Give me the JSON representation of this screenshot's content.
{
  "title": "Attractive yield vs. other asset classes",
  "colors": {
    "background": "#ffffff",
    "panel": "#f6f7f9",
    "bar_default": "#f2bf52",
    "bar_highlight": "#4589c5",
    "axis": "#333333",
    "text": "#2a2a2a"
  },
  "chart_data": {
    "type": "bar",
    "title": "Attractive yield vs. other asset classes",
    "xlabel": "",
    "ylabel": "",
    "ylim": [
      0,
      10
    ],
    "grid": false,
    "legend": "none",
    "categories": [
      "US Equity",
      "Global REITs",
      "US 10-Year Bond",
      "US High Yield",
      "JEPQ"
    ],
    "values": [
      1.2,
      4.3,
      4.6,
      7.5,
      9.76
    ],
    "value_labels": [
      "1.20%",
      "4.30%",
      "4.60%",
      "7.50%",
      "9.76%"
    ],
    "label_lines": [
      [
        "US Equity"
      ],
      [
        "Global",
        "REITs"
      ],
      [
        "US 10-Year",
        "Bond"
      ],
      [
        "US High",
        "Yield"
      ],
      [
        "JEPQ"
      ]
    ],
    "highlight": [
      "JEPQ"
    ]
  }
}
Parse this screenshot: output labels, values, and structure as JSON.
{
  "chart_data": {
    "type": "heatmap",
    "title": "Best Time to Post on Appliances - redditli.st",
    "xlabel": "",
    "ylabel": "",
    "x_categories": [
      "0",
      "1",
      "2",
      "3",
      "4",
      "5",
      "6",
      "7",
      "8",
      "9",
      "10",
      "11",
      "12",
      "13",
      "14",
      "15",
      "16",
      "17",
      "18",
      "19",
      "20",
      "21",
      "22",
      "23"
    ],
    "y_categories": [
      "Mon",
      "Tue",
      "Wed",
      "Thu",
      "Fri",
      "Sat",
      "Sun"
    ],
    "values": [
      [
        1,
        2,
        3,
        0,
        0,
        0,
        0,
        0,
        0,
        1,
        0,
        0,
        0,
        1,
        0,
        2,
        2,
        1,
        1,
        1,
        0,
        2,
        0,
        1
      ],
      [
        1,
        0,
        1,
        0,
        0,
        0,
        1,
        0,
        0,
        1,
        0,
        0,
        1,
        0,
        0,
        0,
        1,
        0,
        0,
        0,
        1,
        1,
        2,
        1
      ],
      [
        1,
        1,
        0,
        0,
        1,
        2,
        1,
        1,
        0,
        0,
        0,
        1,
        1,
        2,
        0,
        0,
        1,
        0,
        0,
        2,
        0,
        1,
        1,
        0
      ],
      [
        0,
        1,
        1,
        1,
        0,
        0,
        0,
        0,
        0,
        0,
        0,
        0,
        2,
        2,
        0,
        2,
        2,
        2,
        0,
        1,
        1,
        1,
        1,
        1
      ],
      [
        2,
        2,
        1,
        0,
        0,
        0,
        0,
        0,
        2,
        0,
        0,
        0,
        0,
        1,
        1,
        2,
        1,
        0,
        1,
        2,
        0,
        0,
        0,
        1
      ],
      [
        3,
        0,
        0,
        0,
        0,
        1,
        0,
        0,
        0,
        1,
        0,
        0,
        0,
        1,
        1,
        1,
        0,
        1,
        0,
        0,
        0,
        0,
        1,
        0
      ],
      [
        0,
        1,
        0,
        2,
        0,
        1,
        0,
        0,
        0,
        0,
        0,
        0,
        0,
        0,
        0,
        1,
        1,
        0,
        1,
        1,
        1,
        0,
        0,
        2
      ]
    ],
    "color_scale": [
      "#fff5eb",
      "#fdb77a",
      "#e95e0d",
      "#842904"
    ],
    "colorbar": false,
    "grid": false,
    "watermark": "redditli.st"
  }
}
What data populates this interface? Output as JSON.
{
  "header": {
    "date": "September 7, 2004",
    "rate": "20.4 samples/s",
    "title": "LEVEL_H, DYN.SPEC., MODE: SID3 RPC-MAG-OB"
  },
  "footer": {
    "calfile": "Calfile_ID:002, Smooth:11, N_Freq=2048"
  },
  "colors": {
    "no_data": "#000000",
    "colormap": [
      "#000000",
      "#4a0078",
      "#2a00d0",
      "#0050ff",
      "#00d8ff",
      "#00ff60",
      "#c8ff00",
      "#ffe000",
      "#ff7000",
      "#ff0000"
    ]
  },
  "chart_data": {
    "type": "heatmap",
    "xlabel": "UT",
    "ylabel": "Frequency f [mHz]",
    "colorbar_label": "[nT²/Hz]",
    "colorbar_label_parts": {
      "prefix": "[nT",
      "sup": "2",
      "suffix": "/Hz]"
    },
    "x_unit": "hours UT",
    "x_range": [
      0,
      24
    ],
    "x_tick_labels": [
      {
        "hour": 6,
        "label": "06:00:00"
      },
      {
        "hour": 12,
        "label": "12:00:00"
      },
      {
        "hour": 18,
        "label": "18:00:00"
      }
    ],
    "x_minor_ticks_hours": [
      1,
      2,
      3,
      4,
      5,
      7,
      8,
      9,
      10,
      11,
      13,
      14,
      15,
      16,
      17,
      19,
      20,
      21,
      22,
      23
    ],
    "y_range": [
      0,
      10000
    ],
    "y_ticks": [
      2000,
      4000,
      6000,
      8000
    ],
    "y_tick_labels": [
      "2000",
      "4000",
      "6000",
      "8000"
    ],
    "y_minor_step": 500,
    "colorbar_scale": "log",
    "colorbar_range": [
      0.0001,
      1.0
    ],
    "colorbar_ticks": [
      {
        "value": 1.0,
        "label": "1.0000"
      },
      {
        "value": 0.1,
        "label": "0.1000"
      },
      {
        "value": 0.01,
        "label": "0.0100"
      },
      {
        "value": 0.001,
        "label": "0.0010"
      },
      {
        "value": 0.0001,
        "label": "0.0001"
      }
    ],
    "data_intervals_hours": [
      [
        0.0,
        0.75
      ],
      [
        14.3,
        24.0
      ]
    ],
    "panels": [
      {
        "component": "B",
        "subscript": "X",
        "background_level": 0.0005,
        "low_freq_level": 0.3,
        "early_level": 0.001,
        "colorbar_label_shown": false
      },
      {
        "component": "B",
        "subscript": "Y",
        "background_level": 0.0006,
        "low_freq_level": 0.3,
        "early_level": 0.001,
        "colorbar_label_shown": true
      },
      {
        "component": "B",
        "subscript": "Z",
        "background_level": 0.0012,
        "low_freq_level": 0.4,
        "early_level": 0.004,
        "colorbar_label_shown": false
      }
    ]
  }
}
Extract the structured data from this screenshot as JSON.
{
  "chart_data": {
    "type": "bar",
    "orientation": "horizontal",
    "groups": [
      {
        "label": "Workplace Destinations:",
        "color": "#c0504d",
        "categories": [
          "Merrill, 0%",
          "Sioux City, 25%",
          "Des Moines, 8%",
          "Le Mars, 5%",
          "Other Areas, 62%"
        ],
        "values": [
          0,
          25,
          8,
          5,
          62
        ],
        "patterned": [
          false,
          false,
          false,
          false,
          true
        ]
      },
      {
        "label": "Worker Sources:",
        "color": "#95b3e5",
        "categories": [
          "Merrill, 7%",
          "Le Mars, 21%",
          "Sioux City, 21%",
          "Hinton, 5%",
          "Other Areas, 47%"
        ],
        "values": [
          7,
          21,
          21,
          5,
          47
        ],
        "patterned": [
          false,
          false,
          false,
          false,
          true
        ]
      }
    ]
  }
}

● ● ● ● ●

» **Exercise instructions**:
Using the data above, output each line exactly.

» **Solved problem**:
Give me the JSON representation of this screenshot's content.
{
  "title": "Attractive yield vs. other asset classes",
  "colors": {
    "background": "#ffffff",
    "panel": "#f6f7f9",
    "bar_default": "#f2bf52",
    "bar_highlight": "#4589c5",
    "axis": "#333333",
    "text": "#2a2a2a"
  },
  "chart_data": {
    "type": "bar",
    "title": "Attractive yield vs. other asset classes",
    "xlabel": "",
    "ylabel": "",
    "ylim": [
      0,
      10
    ],
    "grid": false,
    "legend": "none",
    "categories": [
      "US Equity",
      "Global REITs",
      "US 10-Year Bond",
      "US High Yield",
      "JEPQ"
    ],
    "values": [
      1.2,
      4.3,
      4.6,
      7.5,
      9.76
    ],
    "value_labels": [
      "1.20%",
      "4.30%",
      "4.60%",
      "7.50%",
      "9.76%"
    ],
    "label_lines": [
      [
        "US Equity"
      ],
      [
        "Global",
        "REITs"
      ],
      [
        "US 10-Year",
        "Bond"
      ],
      [
        "US High",
        "Yield"
      ],
      [
        "JEPQ"
      ]
    ],
    "highlight": [
      "JEPQ"
    ]
  }
}
Parse this screenshot: output labels, values, and structure as JSON.
{
  "chart_data": {
    "type": "heatmap",
    "title": "Best Time to Post on Appliances - redditli.st",
    "xlabel": "",
    "ylabel": "",
    "x_categories": [
      "0",
      "1",
      "2",
      "3",
      "4",
      "5",
      "6",
      "7",
      "8",
      "9",
      "10",
      "11",
      "12",
      "13",
      "14",
      "15",
      "16",
      "17",
      "18",
      "19",
      "20",
      "21",
      "22",
      "23"
    ],
    "y_categories": [
      "Mon",
      "Tue",
      "Wed",
      "Thu",
      "Fri",
      "Sat",
      "Sun"
    ],
    "values": [
      [
        1,
        2,
        3,
        0,
        0,
        0,
        0,
        0,
        0,
        1,
        0,
        0,
        0,
        1,
        0,
        2,
        2,
        1,
        1,
        1,
        0,
        2,
        0,
        1
      ],
      [
        1,
        0,
        1,
        0,
        0,
        0,
        1,
        0,
        0,
        1,
        0,
        0,
        1,
        0,
        0,
        0,
        1,
        0,
        0,
        0,
        1,
        1,
        2,
        1
      ],
      [
        1,
        1,
        0,
        0,
        1,
        2,
        1,
        1,
        0,
        0,
        0,
        1,
        1,
        2,
        0,
        0,
        1,
        0,
        0,
        2,
        0,
        1,
        1,
        0
      ],
      [
        0,
        1,
        1,
        1,
        0,
        0,
        0,
        0,
        0,
        0,
        0,
        0,
        2,
        2,
        0,
        2,
        2,
        2,
        0,
        1,
        1,
        1,
        1,
        1
      ],
      [
        2,
        2,
        1,
        0,
        0,
        0,
        0,
        0,
        2,
        0,
        0,
        0,
        0,
        1,
        1,
        2,
        1,
        0,
        1,
        2,
        0,
        0,
        0,
        1
      ],
      [
        3,
        0,
        0,
        0,
        0,
        1,
        0,
        0,
        0,
        1,
        0,
        0,
        0,
        1,
        1,
        1,
        0,
        1,
        0,
        0,
        0,
        0,
        1,
        0
      ],
      [
        0,
        1,
        0,
        2,
        0,
        1,
        0,
        0,
        0,
        0,
        0,
        0,
        0,
        0,
        0,
        1,
        1,
        0,
        1,
        1,
        1,
        0,
        0,
        2
      ]
    ],
    "color_scale": [
      "#fff5eb",
      "#fdb77a",
      "#e95e0d",
      "#842904"
    ],
    "colorbar": false,
    "grid": false,
    "watermark": "redditli.st"
  }
}
What data populates this interface? Output as JSON.
{
  "header": {
    "date": "September 7, 2004",
    "rate": "20.4 samples/s",
    "title": "LEVEL_H, DYN.SPEC., MODE: SID3 RPC-MAG-OB"
  },
  "footer": {
    "calfile": "Calfile_ID:002, Smooth:11, N_Freq=2048"
  },
  "colors": {
    "no_data": "#000000",
    "colormap": [
      "#000000",
      "#4a0078",
      "#2a00d0",
      "#0050ff",
      "#00d8ff",
      "#00ff60",
      "#c8ff00",
      "#ffe000",
      "#ff7000",
      "#ff0000"
    ]
  },
  "chart_data": {
    "type": "heatmap",
    "xlabel": "UT",
    "ylabel": "Frequency f [mHz]",
    "colorbar_label": "[nT²/Hz]",
    "colorbar_label_parts": {
      "prefix": "[nT",
      "sup": "2",
      "suffix": "/Hz]"
    },
    "x_unit": "hours UT",
    "x_range": [
      0,
      24
    ],
    "x_tick_labels": [
      {
        "hour": 6,
        "label": "06:00:00"
      },
      {
        "hour": 12,
        "label": "12:00:00"
      },
      {
        "hour": 18,
        "label": "18:00:00"
      }
    ],
    "x_minor_ticks_hours": [
      1,
      2,
      3,
      4,
      5,
      7,
      8,
      9,
      10,
      11,
      13,
      14,
      15,
      16,
      17,
      19,
      20,
      21,
      22,
      23
    ],
    "y_range": [
      0,
      10000
    ],
    "y_ticks": [
      2000,
      4000,
      6000,
      8000
    ],
    "y_tick_labels": [
      "2000",
      "4000",
      "6000",
      "8000"
    ],
    "y_minor_step": 500,
    "colorbar_scale": "log",
    "colorbar_range": [
      0.0001,
      1.0
    ],
    "colorbar_ticks": [
      {
        "value": 1.0,
        "label": "1.0000"
      },
      {
        "value": 0.1,
        "label": "0.1000"
      },
      {
        "value": 0.01,
        "label": "0.0100"
      },
      {
        "value": 0.001,
        "label": "0.0010"
      },
      {
        "value": 0.0001,
        "label": "0.0001"
      }
    ],
    "data_intervals_hours": [
      [
        0.0,
        0.75
      ],
      [
        14.3,
        24.0
      ]
    ],
    "panels": [
      {
        "component": "B",
        "subscript": "X",
        "background_level": 0.0005,
        "low_freq_level": 0.3,
        "early_level": 0.001,
        "colorbar_label_shown": false
      },
      {
        "component": "B",
        "subscript": "Y",
        "background_level": 0.0006,
        "low_freq_level": 0.3,
        "early_level": 0.001,
        "colorbar_label_shown": true
      },
      {
        "component": "B",
        "subscript": "Z",
        "background_level": 0.0012,
        "low_freq_level": 0.4,
        "early_level": 0.004,
        "colorbar_label_shown": false
      }
    ]
  }
}
Extract the structured data from this screenshot as JSON.
{
  "chart_data": {
    "type": "bar",
    "orientation": "horizontal",
    "groups": [
      {
        "label": "Workplace Destinations:",
        "color": "#c0504d",
        "categories": [
          "Merrill, 0%",
          "Sioux City, 25%",
          "Des Moines, 8%",
          "Le Mars, 5%",
          "Other Areas, 62%"
        ],
        "values": [
          0,
          25,
          8,
          5,
          62
        ],
        "patterned": [
          false,
          false,
          false,
          false,
          true
        ]
      },
      {
        "label": "Worker Sources:",
        "color": "#95b3e5",
        "categories": [
          "Merrill, 7%",
          "Le Mars, 21%",
          "Sioux City, 21%",
          "Hinton, 5%",
          "Other Areas, 47%"
        ],
        "values": [
          7,
          21,
          21,
          5,
          47
        ],
        "patterned": [
          false,
          false,
          false,
          false,
          true
        ]
      }
    ]
  }
}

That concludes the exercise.